--- What is needed ---
Output each entry exactly; skip nothing.

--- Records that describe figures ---
^^^^^^^^^^^^^^^^
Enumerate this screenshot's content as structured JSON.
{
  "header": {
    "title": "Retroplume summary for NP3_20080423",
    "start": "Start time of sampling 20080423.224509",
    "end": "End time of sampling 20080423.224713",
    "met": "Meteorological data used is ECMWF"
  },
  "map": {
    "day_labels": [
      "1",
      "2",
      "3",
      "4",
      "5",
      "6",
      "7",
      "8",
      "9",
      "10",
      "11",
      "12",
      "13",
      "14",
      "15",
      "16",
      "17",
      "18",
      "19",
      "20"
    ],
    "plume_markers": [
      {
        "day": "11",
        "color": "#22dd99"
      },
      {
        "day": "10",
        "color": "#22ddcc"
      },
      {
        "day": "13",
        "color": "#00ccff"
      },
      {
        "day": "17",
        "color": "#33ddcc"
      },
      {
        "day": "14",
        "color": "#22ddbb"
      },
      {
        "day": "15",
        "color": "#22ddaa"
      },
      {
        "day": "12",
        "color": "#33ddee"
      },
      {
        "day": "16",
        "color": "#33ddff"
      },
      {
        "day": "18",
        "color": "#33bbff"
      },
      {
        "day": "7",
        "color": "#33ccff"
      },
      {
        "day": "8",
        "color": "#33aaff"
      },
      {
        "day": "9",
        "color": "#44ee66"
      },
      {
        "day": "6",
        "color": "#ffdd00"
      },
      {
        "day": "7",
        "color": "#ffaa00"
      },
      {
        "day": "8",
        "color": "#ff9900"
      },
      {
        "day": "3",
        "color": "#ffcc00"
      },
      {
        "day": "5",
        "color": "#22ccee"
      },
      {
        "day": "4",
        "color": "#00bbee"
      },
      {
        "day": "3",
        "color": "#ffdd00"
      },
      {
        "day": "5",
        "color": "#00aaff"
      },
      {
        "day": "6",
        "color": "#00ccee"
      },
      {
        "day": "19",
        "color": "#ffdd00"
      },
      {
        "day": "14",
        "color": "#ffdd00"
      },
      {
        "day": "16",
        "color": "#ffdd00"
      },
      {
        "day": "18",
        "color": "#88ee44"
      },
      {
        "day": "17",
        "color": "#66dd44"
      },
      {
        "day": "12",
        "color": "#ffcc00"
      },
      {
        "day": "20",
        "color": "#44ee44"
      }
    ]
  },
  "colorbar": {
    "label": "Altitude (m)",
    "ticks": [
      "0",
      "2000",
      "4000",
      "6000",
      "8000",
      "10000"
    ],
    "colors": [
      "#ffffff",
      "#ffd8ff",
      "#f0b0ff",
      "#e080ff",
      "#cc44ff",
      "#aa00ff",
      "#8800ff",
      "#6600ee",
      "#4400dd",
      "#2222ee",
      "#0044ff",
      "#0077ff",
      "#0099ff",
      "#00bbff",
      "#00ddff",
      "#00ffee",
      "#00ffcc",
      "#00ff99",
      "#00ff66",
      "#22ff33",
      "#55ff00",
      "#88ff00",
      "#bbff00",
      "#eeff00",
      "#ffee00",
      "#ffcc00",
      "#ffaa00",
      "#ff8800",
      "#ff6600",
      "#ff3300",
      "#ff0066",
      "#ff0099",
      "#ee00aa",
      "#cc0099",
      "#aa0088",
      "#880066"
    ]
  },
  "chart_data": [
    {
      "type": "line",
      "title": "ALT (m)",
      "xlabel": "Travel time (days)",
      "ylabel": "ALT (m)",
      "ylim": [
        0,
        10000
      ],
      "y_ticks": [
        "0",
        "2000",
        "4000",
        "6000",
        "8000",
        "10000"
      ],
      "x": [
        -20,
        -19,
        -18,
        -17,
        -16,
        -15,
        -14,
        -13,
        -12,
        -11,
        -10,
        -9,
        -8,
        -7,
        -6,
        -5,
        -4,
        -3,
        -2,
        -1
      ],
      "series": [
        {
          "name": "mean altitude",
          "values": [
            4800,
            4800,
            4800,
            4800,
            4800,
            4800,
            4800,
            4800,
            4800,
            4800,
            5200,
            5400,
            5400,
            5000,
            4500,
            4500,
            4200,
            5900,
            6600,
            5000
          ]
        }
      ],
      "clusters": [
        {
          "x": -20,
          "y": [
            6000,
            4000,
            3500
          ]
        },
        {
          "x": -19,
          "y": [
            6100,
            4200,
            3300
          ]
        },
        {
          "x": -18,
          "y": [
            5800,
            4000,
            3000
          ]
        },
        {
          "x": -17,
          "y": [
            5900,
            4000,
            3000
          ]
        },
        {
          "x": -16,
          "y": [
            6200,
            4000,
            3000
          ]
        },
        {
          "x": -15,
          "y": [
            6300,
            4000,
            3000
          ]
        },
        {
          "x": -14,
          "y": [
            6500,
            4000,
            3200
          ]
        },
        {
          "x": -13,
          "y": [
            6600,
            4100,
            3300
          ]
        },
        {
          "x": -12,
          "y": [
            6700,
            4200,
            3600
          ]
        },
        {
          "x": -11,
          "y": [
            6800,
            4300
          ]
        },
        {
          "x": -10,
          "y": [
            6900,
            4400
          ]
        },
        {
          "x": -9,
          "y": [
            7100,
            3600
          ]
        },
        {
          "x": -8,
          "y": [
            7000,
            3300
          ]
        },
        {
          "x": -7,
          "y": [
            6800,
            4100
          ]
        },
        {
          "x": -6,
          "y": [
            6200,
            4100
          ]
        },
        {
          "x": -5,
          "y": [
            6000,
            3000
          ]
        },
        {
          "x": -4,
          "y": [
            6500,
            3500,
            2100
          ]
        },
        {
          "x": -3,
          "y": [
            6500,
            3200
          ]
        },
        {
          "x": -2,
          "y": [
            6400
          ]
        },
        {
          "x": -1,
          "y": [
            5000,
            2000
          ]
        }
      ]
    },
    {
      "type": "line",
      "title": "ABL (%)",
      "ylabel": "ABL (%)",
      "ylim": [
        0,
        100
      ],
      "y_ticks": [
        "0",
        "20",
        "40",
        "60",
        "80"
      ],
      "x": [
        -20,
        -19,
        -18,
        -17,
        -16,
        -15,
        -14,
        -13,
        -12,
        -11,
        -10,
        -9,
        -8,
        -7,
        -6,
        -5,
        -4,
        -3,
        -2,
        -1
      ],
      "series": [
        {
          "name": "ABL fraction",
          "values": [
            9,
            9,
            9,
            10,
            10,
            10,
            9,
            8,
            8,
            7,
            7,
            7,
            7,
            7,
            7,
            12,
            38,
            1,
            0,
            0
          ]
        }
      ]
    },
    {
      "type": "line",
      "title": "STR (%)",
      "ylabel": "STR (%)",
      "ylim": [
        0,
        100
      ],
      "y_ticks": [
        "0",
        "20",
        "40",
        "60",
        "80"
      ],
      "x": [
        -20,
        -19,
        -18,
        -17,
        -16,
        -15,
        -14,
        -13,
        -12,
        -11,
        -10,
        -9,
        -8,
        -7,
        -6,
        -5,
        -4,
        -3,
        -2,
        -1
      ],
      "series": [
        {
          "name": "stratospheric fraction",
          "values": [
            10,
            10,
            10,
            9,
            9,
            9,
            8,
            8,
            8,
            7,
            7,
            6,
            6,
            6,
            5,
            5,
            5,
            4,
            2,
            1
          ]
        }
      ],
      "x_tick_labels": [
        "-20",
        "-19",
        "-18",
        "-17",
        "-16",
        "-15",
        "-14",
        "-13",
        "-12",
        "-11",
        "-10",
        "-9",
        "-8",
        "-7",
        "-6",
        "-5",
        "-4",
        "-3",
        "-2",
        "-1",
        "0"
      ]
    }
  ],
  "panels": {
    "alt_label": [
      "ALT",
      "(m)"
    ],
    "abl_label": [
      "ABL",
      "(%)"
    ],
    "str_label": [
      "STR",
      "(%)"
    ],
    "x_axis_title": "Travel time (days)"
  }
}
^^^^^^^^^^^^^^^^
--- Solution to this exercise ---
Enumerate this screenshot's content as structured JSON.
{
  "header": {
    "title": "Retroplume summary for NP3_20080423",
    "start": "Start time of sampling 20080423.224509",
    "end": "End time of sampling 20080423.224713",
    "met": "Meteorological data used is ECMWF"
  },
  "map": {
    "day_labels": [
      "1",
      "2",
      "3",
      "4",
      "5",
      "6",
      "7",
      "8",
      "9",
      "10",
      "11",
      "12",
      "13",
      "14",
      "15",
      "16",
      "17",
      "18",
      "19",
      "20"
    ],
    "plume_markers": [
      {
        "day": "11",
        "color": "#22dd99"
      },
      {
        "day": "10",
        "color": "#22ddcc"
      },
      {
        "day": "13",
        "color": "#00ccff"
      },
      {
        "day": "17",
        "color": "#33ddcc"
      },
      {
        "day": "14",
        "color": "#22ddbb"
      },
      {
        "day": "15",
        "color": "#22ddaa"
      },
      {
        "day": "12",
        "color": "#33ddee"
      },
      {
        "day": "16",
        "color": "#33ddff"
      },
      {
        "day": "18",
        "color": "#33bbff"
      },
      {
        "day": "7",
        "color": "#33ccff"
      },
      {
        "day": "8",
        "color": "#33aaff"
      },
      {
        "day": "9",
        "color": "#44ee66"
      },
      {
        "day": "6",
        "color": "#ffdd00"
      },
      {
        "day": "7",
        "color": "#ffaa00"
      },
      {
        "day": "8",
        "color": "#ff9900"
      },
      {
        "day": "3",
        "color": "#ffcc00"
      },
      {
        "day": "5",
        "color": "#22ccee"
      },
      {
        "day": "4",
        "color": "#00bbee"
      },
      {
        "day": "3",
        "color": "#ffdd00"
      },
      {
        "day": "5",
        "color": "#00aaff"
      },
      {
        "day": "6",
        "color": "#00ccee"
      },
      {
        "day": "19",
        "color": "#ffdd00"
      },
      {
        "day": "14",
        "color": "#ffdd00"
      },
      {
        "day": "16",
        "color": "#ffdd00"
      },
      {
        "day": "18",
        "color": "#88ee44"
      },
      {
        "day": "17",
        "color": "#66dd44"
      },
      {
        "day": "12",
        "color": "#ffcc00"
      },
      {
        "day": "20",
        "color": "#44ee44"
      }
    ]
  },
  "colorbar": {
    "label": "Altitude (m)",
    "ticks": [
      "0",
      "2000",
      "4000",
      "6000",
      "8000",
      "10000"
    ],
    "colors": [
      "#ffffff",
      "#ffd8ff",
      "#f0b0ff",
      "#e080ff",
      "#cc44ff",
      "#aa00ff",
      "#8800ff",
      "#6600ee",
      "#4400dd",
      "#2222ee",
      "#0044ff",
      "#0077ff",
      "#0099ff",
      "#00bbff",
      "#00ddff",
      "#00ffee",
      "#00ffcc",
      "#00ff99",
      "#00ff66",
      "#22ff33",
      "#55ff00",
      "#88ff00",
      "#bbff00",
      "#eeff00",
      "#ffee00",
      "#ffcc00",
      "#ffaa00",
      "#ff8800",
      "#ff6600",
      "#ff3300",
      "#ff0066",
      "#ff0099",
      "#ee00aa",
      "#cc0099",
      "#aa0088",
      "#880066"
    ]
  },
  "chart_data": [
    {
      "type": "line",
      "title": "ALT (m)",
      "xlabel": "Travel time (days)",
      "ylabel": "ALT (m)",
      "ylim": [
        0,
        10000
      ],
      "y_ticks": [
        "0",
        "2000",
        "4000",
        "6000",
        "8000",
        "10000"
      ],
      "x": [
        -20,
        -19,
        -18,
        -17,
        -16,
        -15,
        -14,
        -13,
        -12,
        -11,
        -10,
        -9,
        -8,
        -7,
        -6,
        -5,
        -4,
        -3,
        -2,
        -1
      ],
      "series": [
        {
          "name": "mean altitude",
          "values": [
            4800,
            4800,
            4800,
            4800,
            4800,
            4800,
            4800,
            4800,
            4800,
            4800,
            5200,
            5400,
            5400,
            5000,
            4500,
            4500,
            4200,
            5900,
            6600,
            5000
          ]
        }
      ],
      "clusters": [
        {
          "x": -20,
          "y": [
            6000,
            4000,
            3500
          ]
        },
        {
          "x": -19,
          "y": [
            6100,
            4200,
            3300
          ]
        },
        {
          "x": -18,
          "y": [
            5800,
            4000,
            3000
          ]
        },
        {
          "x": -17,
          "y": [
            5900,
            4000,
            3000
          ]
        },
        {
          "x": -16,
          "y": [
            6200,
            4000,
            3000
          ]
        },
        {
          "x": -15,
          "y": [
            6300,
            4000,
            3000
          ]
        },
        {
          "x": -14,
          "y": [
            6500,
            4000,
            3200
          ]
        },
        {
          "x": -13,
          "y": [
            6600,
            4100,
            3300
          ]
        },
        {
          "x": -12,
          "y": [
            6700,
            4200,
            3600
          ]
        },
        {
          "x": -11,
          "y": [
            6800,
            4300
          ]
        },
        {
          "x": -10,
          "y": [
            6900,
            4400
          ]
        },
        {
          "x": -9,
          "y": [
            7100,
            3600
          ]
        },
        {
          "x": -8,
          "y": [
            7000,
            3300
          ]
        },
        {
          "x": -7,
          "y": [
            6800,
            4100
          ]
        },
        {
          "x": -6,
          "y": [
            6200,
            4100
          ]
        },
        {
          "x": -5,
          "y": [
            6000,
            3000
          ]
        },
        {
          "x": -4,
          "y": [
            6500,
            3500,
            2100
          ]
        },
        {
          "x": -3,
          "y": [
            6500,
            3200
          ]
        },
        {
          "x": -2,
          "y": [
            6400
          ]
        },
        {
          "x": -1,
          "y": [
            5000,
            2000
          ]
        }
      ]
    },
    {
      "type": "line",
      "title": "ABL (%)",
      "ylabel": "ABL (%)",
      "ylim": [
        0,
        100
      ],
      "y_ticks": [
        "0",
        "20",
        "40",
        "60",
        "80"
      ],
      "x": [
        -20,
        -19,
        -18,
        -17,
        -16,
        -15,
        -14,
        -13,
        -12,
        -11,
        -10,
        -9,
        -8,
        -7,
        -6,
        -5,
        -4,
        -3,
        -2,
        -1
      ],
      "series": [
        {
          "name": "ABL fraction",
          "values": [
            9,
            9,
            9,
            10,
            10,
            10,
            9,
            8,
            8,
            7,
            7,
            7,
            7,
            7,
            7,
            12,
            38,
            1,
            0,
            0
          ]
        }
      ]
    },
    {
      "type": "line",
      "title": "STR (%)",
      "ylabel": "STR (%)",
      "ylim": [
        0,
        100
      ],
      "y_ticks": [
        "0",
        "20",
        "40",
        "60",
        "80"
      ],
      "x": [
        -20,
        -19,
        -18,
        -17,
        -16,
        -15,
        -14,
        -13,
        -12,
        -11,
        -10,
        -9,
        -8,
        -7,
        -6,
        -5,
        -4,
        -3,
        -2,
        -1
      ],
      "series": [
        {
          "name": "stratospheric fraction",
          "values": [
            10,
            10,
            10,
            9,
            9,
            9,
            8,
            8,
            8,
            7,
            7,
            6,
            6,
            6,
            5,
            5,
            5,
            4,
            2,
            1
          ]
        }
      ],
      "x_tick_labels": [
        "-20",
        "-19",
        "-18",
        "-17",
        "-16",
        "-15",
        "-14",
        "-13",
        "-12",
        "-11",
        "-10",
        "-9",
        "-8",
        "-7",
        "-6",
        "-5",
        "-4",
        "-3",
        "-2",
        "-1",
        "0"
      ]
    }
  ],
  "panels": {
    "alt_label": [
      "ALT",
      "(m)"
    ],
    "abl_label": [
      "ABL",
      "(%)"
    ],
    "str_label": [
      "STR",
      "(%)"
    ],
    "x_axis_title": "Travel time (days)"
  }
}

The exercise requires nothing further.